* [Your goal]
Without the pictures, repeat the listing character for character.

* [Input records]

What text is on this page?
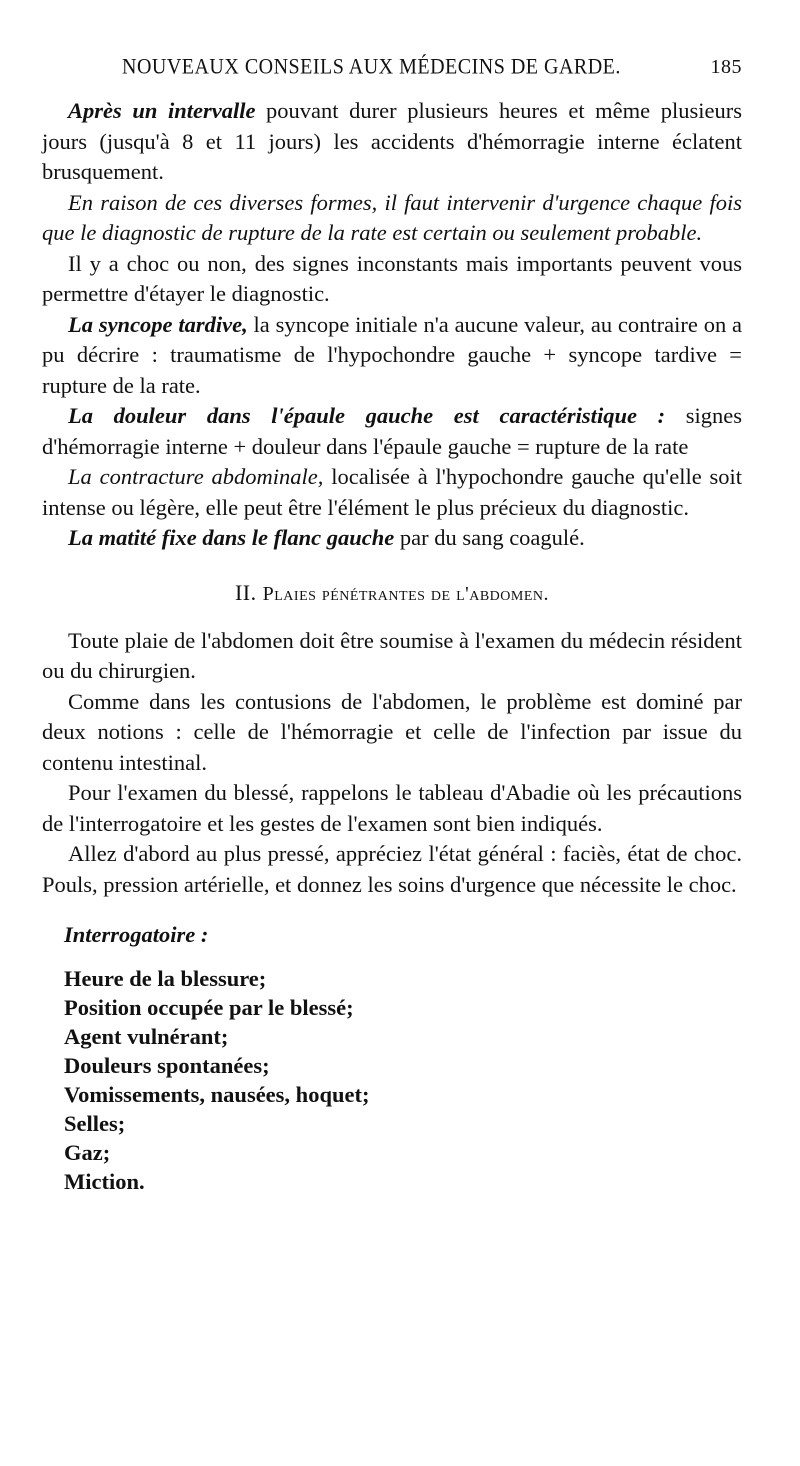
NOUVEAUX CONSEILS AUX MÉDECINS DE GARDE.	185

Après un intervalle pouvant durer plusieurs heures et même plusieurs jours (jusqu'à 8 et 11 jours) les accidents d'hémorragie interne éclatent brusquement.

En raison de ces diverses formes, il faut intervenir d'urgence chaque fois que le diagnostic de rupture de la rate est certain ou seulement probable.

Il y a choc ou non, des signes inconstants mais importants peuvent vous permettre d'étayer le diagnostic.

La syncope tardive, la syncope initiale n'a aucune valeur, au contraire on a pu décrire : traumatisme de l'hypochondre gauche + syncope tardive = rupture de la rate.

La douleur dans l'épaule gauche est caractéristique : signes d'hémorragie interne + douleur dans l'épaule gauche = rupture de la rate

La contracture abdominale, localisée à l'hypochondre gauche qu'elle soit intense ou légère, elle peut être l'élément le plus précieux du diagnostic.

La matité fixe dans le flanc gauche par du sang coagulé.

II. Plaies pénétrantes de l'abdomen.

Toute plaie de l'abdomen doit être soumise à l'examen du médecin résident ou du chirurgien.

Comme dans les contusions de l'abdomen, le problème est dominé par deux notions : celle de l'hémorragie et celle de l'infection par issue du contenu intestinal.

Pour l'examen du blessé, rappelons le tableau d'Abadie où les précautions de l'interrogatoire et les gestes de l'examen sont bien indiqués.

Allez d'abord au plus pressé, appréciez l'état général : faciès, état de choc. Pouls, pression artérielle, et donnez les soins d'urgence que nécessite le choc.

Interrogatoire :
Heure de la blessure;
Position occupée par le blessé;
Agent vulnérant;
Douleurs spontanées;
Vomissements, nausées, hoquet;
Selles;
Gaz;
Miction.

* [Problem solution]
What text is on this page?
NOUVEAUX CONSEILS AUX MÉDECINS DE GARDE.	185

Après un intervalle pouvant durer plusieurs heures et même plusieurs jours (jusqu'à 8 et 11 jours) les accidents d'hémorragie interne éclatent brusquement.

En raison de ces diverses formes, il faut intervenir d'urgence chaque fois que le diagnostic de rupture de la rate est certain ou seulement probable.

Il y a choc ou non, des signes inconstants mais importants peuvent vous permettre d'étayer le diagnostic.

La syncope tardive, la syncope initiale n'a aucune valeur, au contraire on a pu décrire : traumatisme de l'hypochondre gauche + syncope tardive = rupture de la rate.

La douleur dans l'épaule gauche est caractéristique : signes d'hémorragie interne + douleur dans l'épaule gauche = rupture de la rate

La contracture abdominale, localisée à l'hypochondre gauche qu'elle soit intense ou légère, elle peut être l'élément le plus précieux du diagnostic.

La matité fixe dans le flanc gauche par du sang coagulé.

II. Plaies pénétrantes de l'abdomen.

Toute plaie de l'abdomen doit être soumise à l'examen du médecin résident ou du chirurgien.

Comme dans les contusions de l'abdomen, le problème est dominé par deux notions : celle de l'hémorragie et celle de l'infection par issue du contenu intestinal.

Pour l'examen du blessé, rappelons le tableau d'Abadie où les précautions de l'interrogatoire et les gestes de l'examen sont bien indiqués.

Allez d'abord au plus pressé, appréciez l'état général : faciès, état de choc. Pouls, pression artérielle, et donnez les soins d'urgence que nécessite le choc.

Interrogatoire :
Heure de la blessure;
Position occupée par le blessé;
Agent vulnérant;
Douleurs spontanées;
Vomissements, nausées, hoquet;
Selles;
Gaz;
Miction.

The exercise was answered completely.